**Gegebene Daten:**
▼

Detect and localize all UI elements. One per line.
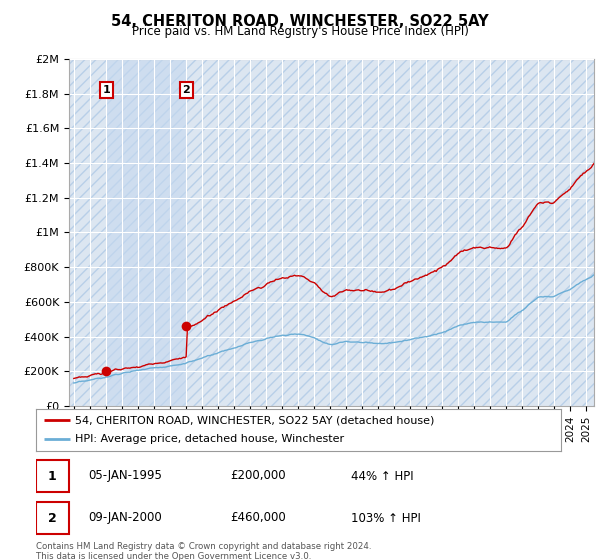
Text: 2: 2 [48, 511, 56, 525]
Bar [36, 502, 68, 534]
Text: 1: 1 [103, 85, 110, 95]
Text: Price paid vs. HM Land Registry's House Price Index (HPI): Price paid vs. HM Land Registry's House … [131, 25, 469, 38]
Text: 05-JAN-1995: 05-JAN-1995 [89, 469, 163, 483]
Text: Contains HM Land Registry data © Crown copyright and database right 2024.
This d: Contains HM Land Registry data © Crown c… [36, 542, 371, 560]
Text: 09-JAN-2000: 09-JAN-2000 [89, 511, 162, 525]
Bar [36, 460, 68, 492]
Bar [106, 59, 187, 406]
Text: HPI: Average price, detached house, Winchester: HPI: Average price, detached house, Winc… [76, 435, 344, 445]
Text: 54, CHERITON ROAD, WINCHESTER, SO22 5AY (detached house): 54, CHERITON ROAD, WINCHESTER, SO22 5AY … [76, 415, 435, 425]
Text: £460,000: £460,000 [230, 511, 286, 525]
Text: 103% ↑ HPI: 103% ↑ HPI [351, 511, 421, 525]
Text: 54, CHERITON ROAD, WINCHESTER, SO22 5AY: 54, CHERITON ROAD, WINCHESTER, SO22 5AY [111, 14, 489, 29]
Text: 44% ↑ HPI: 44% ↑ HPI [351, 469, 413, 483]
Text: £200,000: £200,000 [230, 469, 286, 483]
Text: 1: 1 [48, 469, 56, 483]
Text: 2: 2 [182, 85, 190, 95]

▲
▼

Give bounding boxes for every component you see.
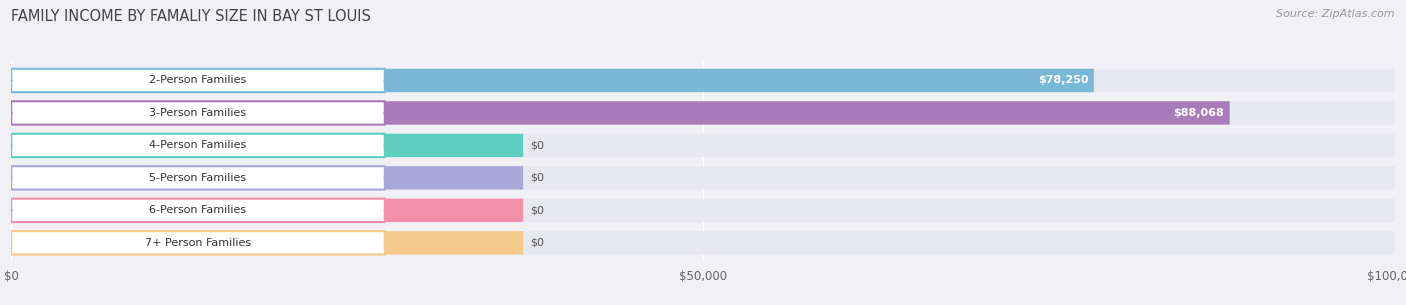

▲

**Aufgabenstellung:**
Schreibe die Zeilen von der Zeile mit „Detect and localize“ bis einschließlich der Zeile mit „Text: HPI: Average“ unverändert ab. Lass die Bilder dabei weg.

**Lösung:**
Detect and localize all UI elements. One per line.
Text: 2: 2 [48, 511, 56, 525]
Bar [36, 502, 68, 534]
Text: 1: 1 [103, 85, 110, 95]
Text: Price paid vs. HM Land Registry's House Price Index (HPI): Price paid vs. HM Land Registry's House … [131, 25, 469, 38]
Text: 05-JAN-1995: 05-JAN-1995 [89, 469, 163, 483]
Text: Contains HM Land Registry data © Crown copyright and database right 2024.
This d: Contains HM Land Registry data © Crown c… [36, 542, 371, 560]
Text: 09-JAN-2000: 09-JAN-2000 [89, 511, 162, 525]
Bar [36, 460, 68, 492]
Bar [106, 59, 187, 406]
Text: HPI: Average price, detached house, Winchester: HPI: Average price, detached house, Winc… [76, 435, 344, 445]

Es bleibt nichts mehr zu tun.